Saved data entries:
****************

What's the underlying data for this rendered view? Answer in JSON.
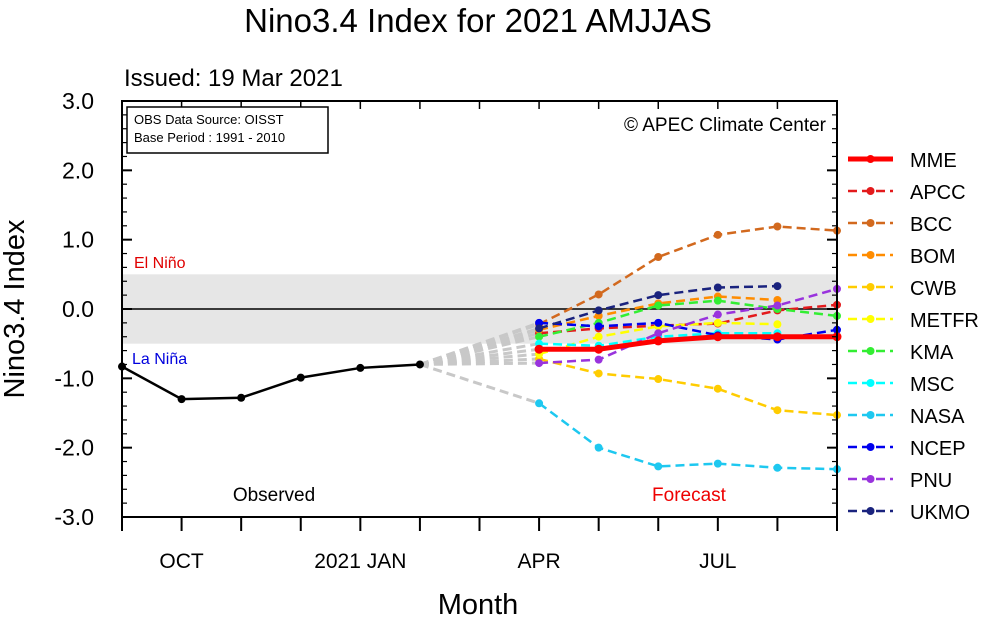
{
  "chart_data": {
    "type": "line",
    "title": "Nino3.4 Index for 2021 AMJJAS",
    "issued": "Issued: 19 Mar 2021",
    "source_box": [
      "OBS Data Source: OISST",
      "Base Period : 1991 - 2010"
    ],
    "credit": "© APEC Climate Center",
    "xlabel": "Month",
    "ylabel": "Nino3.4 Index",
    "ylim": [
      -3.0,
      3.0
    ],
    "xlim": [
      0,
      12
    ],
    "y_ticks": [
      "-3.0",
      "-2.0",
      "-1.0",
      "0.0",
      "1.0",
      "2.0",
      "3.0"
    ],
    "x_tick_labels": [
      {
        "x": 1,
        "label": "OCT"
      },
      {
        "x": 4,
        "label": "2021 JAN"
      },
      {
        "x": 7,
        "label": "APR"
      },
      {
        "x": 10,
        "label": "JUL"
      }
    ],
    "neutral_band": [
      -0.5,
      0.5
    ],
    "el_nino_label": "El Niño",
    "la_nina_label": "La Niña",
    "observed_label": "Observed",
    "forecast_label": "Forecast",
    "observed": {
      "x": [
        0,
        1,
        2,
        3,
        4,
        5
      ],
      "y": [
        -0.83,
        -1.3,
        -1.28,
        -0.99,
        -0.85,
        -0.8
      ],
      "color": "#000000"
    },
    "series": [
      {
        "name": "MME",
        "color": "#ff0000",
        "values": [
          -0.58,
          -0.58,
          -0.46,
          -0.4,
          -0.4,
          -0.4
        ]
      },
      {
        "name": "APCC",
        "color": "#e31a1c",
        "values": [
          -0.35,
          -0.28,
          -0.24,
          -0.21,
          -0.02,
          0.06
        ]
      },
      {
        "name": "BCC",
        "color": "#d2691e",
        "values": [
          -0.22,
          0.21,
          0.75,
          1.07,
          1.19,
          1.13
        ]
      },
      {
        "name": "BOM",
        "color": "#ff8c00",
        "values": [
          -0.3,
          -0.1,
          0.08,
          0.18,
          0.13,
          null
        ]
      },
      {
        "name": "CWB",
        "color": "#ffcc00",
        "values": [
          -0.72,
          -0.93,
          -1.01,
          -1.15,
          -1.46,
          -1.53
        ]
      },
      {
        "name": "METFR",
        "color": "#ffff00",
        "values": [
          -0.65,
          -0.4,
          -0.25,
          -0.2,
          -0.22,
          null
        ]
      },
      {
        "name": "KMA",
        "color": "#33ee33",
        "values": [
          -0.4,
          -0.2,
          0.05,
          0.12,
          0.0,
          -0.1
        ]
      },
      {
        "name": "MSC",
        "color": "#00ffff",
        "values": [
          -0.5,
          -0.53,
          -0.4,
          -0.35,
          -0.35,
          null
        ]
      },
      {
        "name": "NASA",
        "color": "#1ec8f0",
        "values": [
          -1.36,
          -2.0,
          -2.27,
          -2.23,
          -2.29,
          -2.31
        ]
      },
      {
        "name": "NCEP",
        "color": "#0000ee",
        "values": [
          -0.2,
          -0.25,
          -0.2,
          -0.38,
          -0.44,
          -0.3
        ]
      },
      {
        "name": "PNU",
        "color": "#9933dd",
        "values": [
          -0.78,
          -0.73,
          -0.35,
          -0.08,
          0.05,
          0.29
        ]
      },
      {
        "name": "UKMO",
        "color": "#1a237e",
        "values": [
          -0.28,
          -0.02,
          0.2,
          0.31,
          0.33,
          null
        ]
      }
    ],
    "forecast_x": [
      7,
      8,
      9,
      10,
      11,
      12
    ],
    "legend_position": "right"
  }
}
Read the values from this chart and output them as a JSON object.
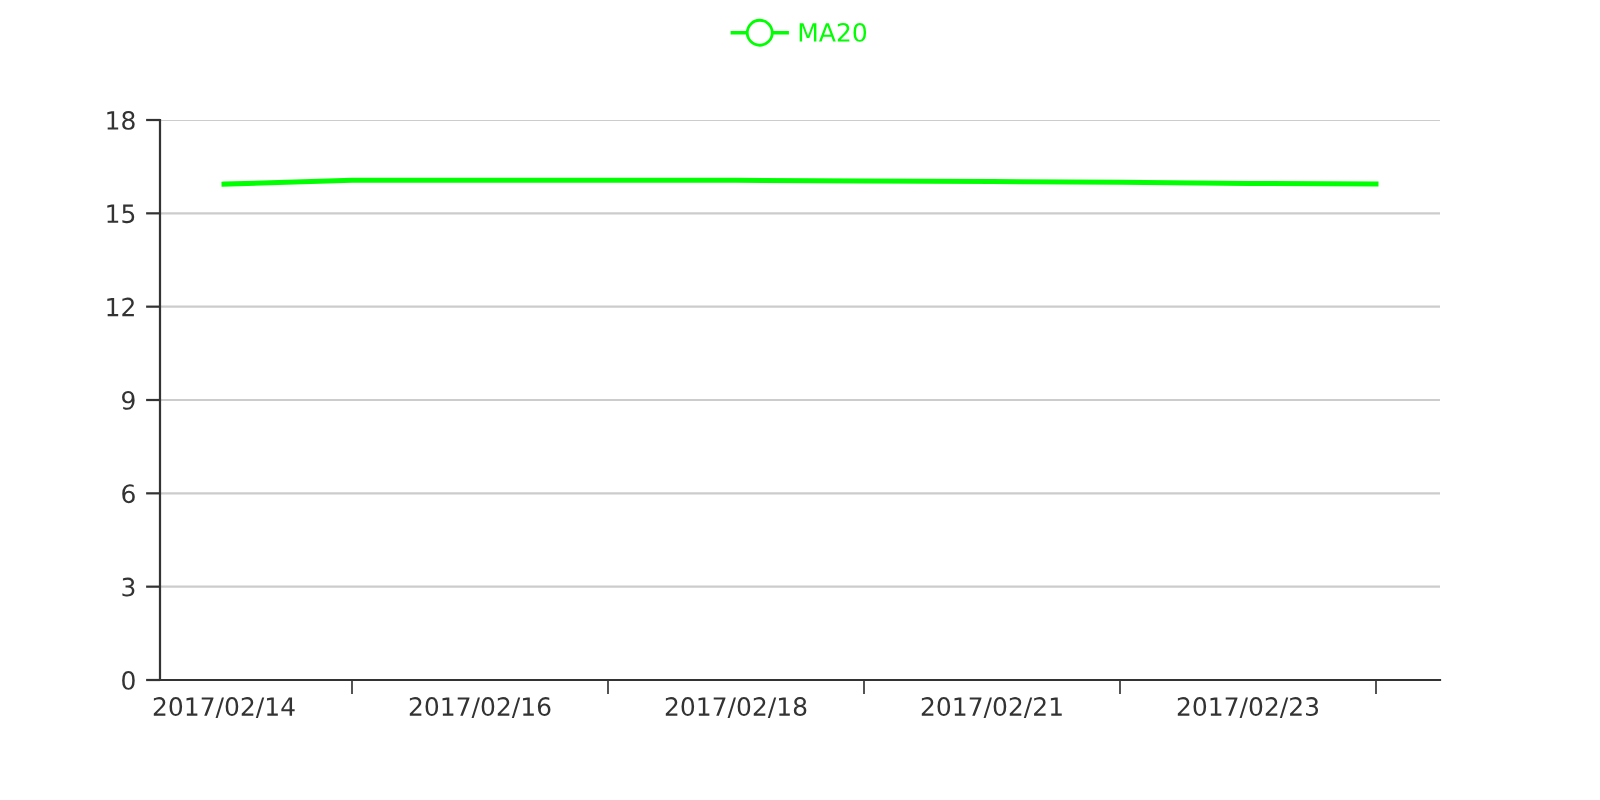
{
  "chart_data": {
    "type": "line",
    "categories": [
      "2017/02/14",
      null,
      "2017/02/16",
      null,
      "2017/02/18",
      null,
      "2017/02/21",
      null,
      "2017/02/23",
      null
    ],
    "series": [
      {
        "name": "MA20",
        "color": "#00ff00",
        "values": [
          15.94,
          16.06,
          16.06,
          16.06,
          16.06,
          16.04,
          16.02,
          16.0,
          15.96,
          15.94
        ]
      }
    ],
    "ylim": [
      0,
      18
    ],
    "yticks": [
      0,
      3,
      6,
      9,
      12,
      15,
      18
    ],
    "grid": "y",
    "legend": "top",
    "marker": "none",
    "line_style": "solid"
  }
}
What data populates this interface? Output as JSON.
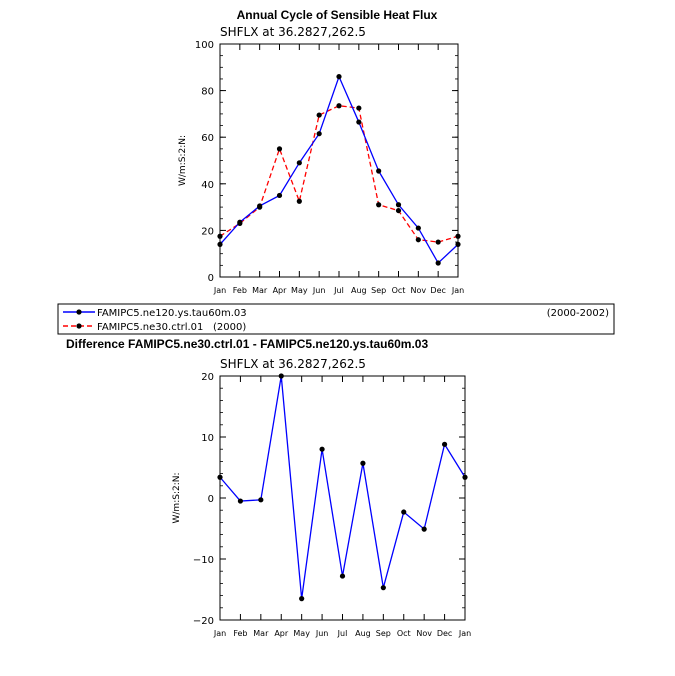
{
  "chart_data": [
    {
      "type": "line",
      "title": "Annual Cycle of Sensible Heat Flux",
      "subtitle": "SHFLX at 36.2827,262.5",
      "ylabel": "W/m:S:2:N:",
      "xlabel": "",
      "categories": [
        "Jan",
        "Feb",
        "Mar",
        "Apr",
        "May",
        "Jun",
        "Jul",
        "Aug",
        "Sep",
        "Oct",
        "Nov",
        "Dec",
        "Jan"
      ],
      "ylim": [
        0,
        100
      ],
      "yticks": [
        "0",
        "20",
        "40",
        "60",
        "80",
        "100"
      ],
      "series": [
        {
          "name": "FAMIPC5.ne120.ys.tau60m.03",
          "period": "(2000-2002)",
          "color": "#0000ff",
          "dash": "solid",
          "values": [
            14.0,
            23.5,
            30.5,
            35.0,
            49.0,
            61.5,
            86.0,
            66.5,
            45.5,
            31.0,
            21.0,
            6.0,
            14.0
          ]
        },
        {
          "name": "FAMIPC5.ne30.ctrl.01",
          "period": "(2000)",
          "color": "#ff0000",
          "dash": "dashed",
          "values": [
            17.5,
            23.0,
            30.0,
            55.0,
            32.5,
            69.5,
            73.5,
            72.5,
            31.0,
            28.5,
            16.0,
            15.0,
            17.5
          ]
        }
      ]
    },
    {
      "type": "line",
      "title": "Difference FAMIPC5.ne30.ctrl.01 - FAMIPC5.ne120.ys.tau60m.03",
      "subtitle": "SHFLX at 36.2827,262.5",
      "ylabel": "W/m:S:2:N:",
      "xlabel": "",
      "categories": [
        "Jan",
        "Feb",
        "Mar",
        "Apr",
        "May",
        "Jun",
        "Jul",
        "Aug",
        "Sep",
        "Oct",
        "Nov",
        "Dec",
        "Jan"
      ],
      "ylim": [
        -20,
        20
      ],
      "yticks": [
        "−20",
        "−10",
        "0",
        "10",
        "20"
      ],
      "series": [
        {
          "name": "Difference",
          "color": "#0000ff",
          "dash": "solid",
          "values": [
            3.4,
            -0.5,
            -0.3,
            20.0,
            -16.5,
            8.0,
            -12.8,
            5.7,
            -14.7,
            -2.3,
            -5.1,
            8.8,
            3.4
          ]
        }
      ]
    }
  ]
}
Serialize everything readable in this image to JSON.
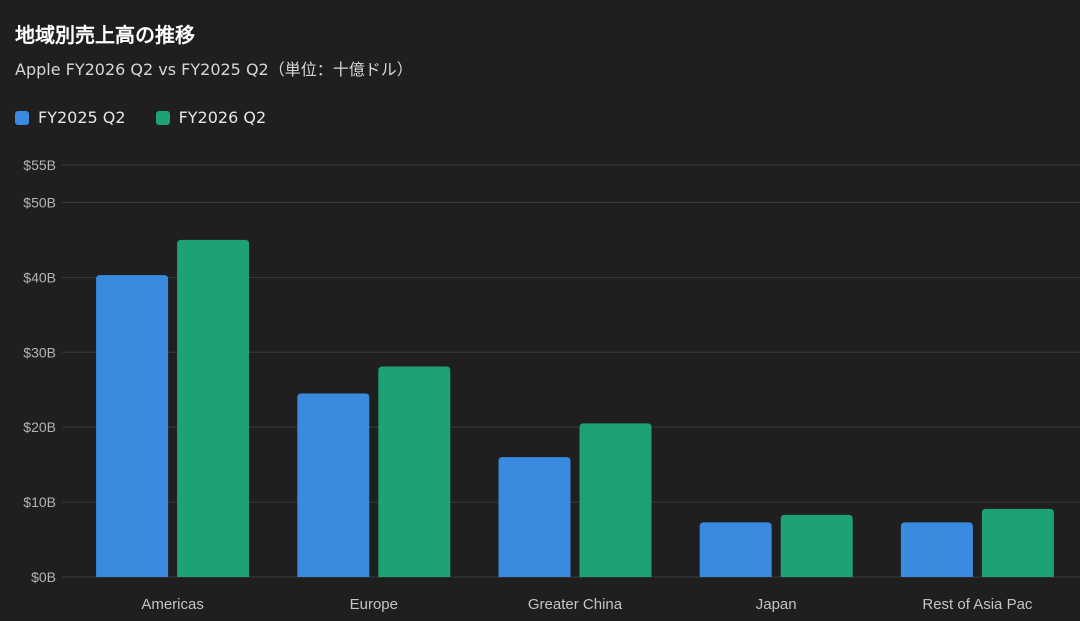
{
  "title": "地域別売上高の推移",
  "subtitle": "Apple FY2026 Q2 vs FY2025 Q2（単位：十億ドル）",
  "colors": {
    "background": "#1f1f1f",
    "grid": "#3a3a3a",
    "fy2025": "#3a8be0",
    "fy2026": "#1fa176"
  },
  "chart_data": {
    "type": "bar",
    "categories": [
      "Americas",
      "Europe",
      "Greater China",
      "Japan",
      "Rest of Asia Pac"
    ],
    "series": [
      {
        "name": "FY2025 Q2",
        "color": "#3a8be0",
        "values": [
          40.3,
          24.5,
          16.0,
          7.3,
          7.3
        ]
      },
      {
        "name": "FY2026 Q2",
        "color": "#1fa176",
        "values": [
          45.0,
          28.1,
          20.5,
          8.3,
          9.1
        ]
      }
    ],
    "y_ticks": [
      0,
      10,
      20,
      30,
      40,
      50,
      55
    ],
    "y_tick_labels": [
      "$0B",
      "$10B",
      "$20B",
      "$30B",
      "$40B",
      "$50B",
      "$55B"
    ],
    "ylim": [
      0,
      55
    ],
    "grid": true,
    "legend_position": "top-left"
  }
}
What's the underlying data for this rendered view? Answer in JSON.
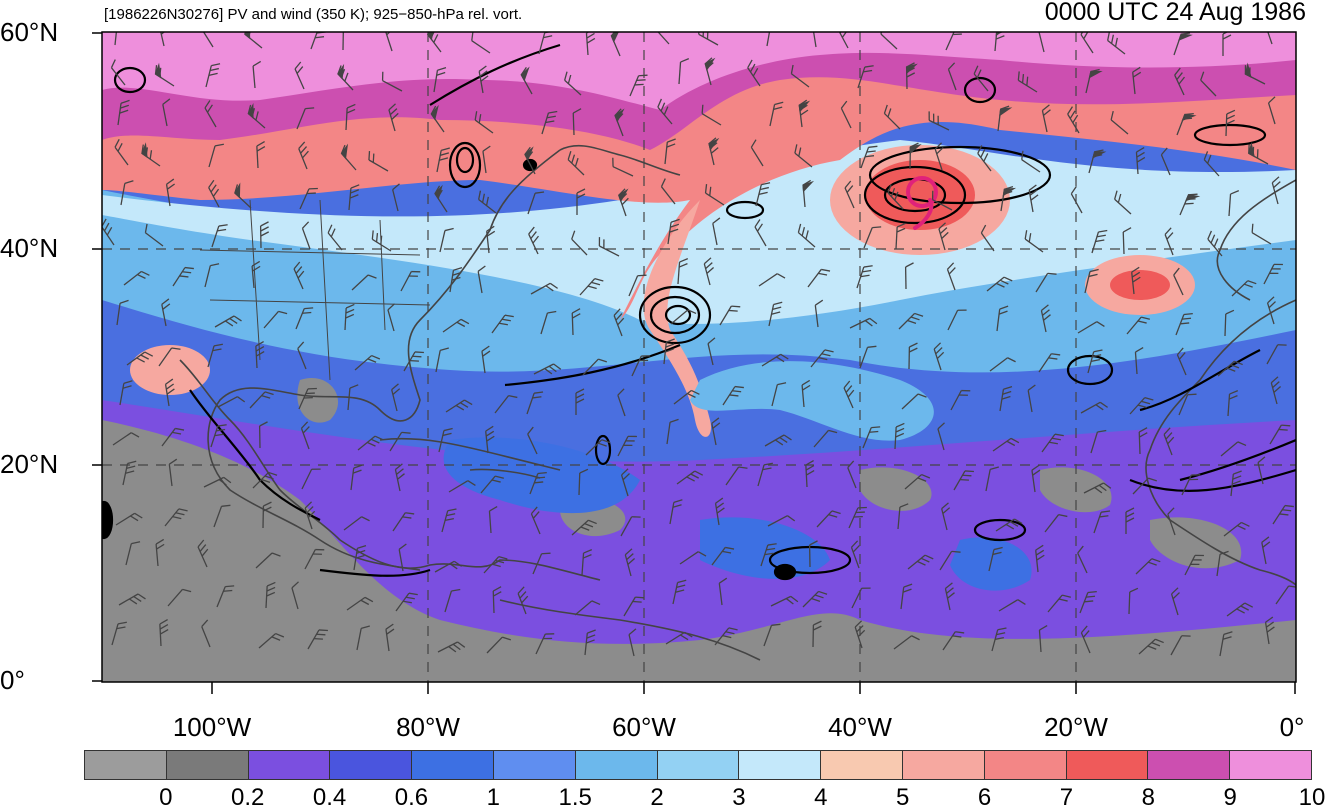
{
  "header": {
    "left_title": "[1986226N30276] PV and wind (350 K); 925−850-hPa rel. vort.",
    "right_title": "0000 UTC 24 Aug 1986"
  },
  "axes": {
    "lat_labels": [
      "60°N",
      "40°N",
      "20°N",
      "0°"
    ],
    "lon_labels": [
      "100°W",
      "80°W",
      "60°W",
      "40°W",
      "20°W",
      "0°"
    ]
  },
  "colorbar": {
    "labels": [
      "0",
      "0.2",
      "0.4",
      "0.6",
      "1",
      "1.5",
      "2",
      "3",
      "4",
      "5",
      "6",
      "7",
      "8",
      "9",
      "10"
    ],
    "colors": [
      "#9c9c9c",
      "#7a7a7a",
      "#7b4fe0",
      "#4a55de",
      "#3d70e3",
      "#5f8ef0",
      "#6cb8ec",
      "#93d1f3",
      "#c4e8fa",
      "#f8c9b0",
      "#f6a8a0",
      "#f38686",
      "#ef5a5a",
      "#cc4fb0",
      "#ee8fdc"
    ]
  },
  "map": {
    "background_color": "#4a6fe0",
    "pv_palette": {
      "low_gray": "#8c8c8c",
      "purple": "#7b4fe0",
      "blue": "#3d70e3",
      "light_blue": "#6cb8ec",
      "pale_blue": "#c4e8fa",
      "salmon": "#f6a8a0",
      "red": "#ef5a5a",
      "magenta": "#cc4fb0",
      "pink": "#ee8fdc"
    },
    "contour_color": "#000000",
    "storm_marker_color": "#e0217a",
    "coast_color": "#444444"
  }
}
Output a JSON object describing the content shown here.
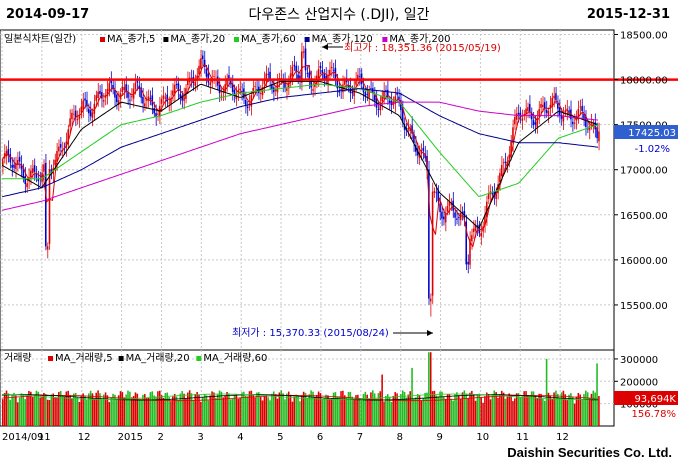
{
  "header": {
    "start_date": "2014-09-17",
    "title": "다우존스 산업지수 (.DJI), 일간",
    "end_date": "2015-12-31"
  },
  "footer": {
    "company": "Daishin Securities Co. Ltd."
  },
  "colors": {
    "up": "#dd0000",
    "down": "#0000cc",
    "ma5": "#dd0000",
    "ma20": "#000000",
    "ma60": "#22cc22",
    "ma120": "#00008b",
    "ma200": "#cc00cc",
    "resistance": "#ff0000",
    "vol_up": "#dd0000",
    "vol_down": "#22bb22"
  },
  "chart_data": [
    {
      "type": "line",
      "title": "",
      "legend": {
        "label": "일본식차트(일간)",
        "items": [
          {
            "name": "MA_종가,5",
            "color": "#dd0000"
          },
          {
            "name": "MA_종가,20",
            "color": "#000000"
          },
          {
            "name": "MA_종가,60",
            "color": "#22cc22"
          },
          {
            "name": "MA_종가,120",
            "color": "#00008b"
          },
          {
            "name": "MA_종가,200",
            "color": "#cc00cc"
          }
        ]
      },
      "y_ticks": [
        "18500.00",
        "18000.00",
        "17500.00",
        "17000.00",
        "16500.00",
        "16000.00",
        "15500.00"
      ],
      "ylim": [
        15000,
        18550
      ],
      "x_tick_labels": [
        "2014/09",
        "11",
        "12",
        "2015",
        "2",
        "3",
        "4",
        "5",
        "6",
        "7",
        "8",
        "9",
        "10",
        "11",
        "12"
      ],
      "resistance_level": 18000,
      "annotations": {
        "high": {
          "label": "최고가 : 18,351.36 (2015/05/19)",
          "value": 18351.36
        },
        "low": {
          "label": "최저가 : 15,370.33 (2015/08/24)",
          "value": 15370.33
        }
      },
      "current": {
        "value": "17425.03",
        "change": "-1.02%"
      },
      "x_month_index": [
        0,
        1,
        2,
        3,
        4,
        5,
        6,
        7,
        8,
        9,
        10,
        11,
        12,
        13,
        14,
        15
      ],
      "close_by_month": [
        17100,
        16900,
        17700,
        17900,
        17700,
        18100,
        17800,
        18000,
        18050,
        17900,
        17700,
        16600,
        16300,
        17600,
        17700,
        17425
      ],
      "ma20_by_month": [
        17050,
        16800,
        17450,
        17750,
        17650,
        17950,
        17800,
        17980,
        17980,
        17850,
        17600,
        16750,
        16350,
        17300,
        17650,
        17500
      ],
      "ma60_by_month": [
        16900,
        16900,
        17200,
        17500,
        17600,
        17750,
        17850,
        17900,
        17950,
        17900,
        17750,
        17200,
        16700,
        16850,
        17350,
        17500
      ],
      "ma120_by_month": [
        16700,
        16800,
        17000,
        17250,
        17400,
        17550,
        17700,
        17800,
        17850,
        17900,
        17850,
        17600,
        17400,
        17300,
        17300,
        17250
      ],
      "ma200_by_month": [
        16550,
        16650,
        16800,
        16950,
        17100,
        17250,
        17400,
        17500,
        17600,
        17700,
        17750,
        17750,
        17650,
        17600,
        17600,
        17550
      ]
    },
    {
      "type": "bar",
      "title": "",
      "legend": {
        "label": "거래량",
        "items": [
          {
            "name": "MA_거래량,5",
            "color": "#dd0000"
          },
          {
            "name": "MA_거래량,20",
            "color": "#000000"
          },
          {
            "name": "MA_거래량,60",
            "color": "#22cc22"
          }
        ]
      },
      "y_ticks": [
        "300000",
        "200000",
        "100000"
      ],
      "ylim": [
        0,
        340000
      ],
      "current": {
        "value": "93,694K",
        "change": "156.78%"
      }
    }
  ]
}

****************

§ Short task: Give the number of lines that hold the word "JSON" in these records, with nothing added.

§ Answer for the task: 6